What you should do = Count lines holding the word "الملح". Only the number is wanted.

Given data =

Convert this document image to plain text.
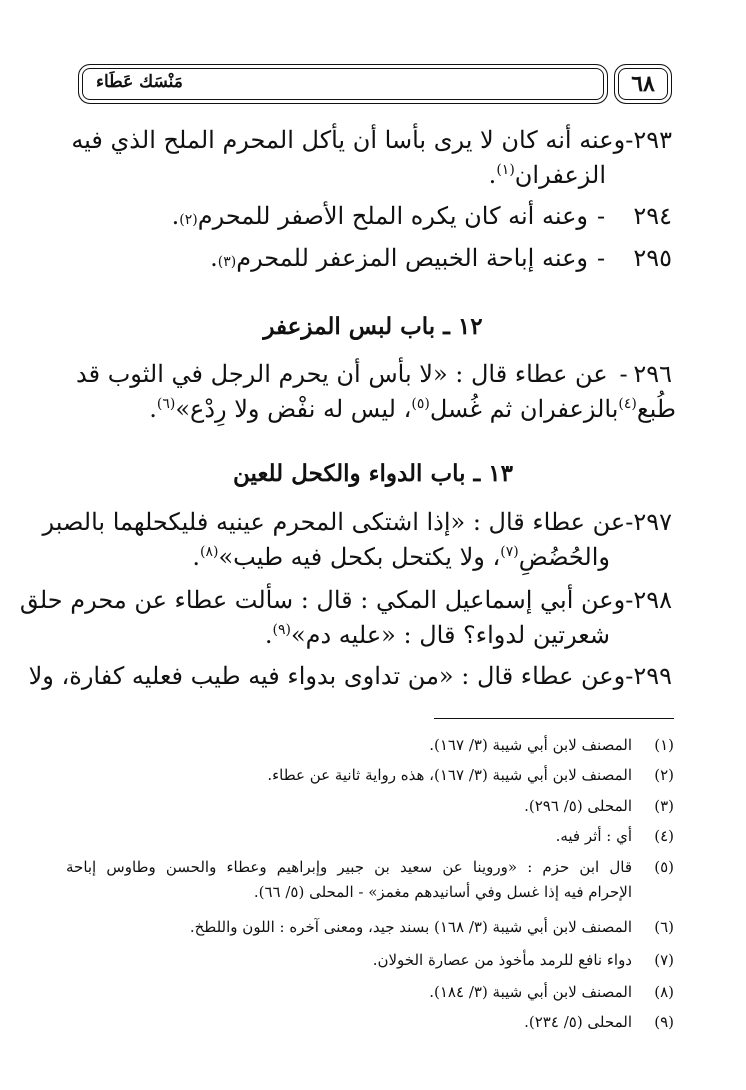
مَنْسَك عَطَاء	٦٨
٢٩٣
-
وعنه أنه كان لا يرى بأسا أن يأكل المحرم الملح الذي فيه
الزعفران$^{(١)}$.
٢٩٤
-
وعنه أنه كان يكره الملح الأصفر للمحرم
(٢)
.
٢٩٥
-
وعنه إباحة الخبيص المزعفر للمحرم
(٣)
.
١٢ ـ باب لبس المزعفر
٢٩٦
-
عن عطاء قال : «لا بأس أن يحرم الرجل في الثوب قد
طُبع$^{(٤)}$بالزعفران ثم غُسل$^{(٥)}$، ليس له نفْض ولا رِدْع»$^{(٦)}$.
١٣ ـ باب الدواء والكحل للعين
٢٩٧
-
عن عطاء قال : «إذا اشتكى المحرم عينيه فليكحلهما بالصبر
والحُضُضِ$^{(٧)}$، ولا يكتحل بكحل فيه طيب»$^{(٨)}$.
٢٩٨
-
وعن أبي إسماعيل المكي : قال : سألت عطاء عن محرم حلق
شعرتين لدواء؟ قال : «عليه دم»$^{(٩)}$.
٢٩٩
-
وعن عطاء قال : «من تداوى بدواء فيه طيب فعليه كفارة، ولا
(١)
المصنف لابن أبي شيبة (٣/ ١٦٧).
(٢)
المصنف لابن أبي شيبة (٣/ ١٦٧)، هذه رواية ثانية عن عطاء.
(٣)
المحلى (٥/ ٢٩٦).
(٤)
أي : أثر فيه.
(٥)
قال ابن حزم : «وروينا عن سعيد بن جبير وإبراهيم وعطاء والحسن وطاوس إباحة
الإحرام فيه إذا غسل وفي أسانيدهم مغمز» - المحلى (٥/ ٦٦).
(٦)
المصنف لابن أبي شيبة (٣/ ١٦٨) بسند جيد، ومعنى آخره : اللون واللطخ.
(٧)
دواء نافع للرمد مأخوذ من عصارة الخولان.
(٨)
المصنف لابن أبي شيبة (٣/ ١٨٤).
(٩)
المحلى (٥/ ٢٣٤).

Written answer = 2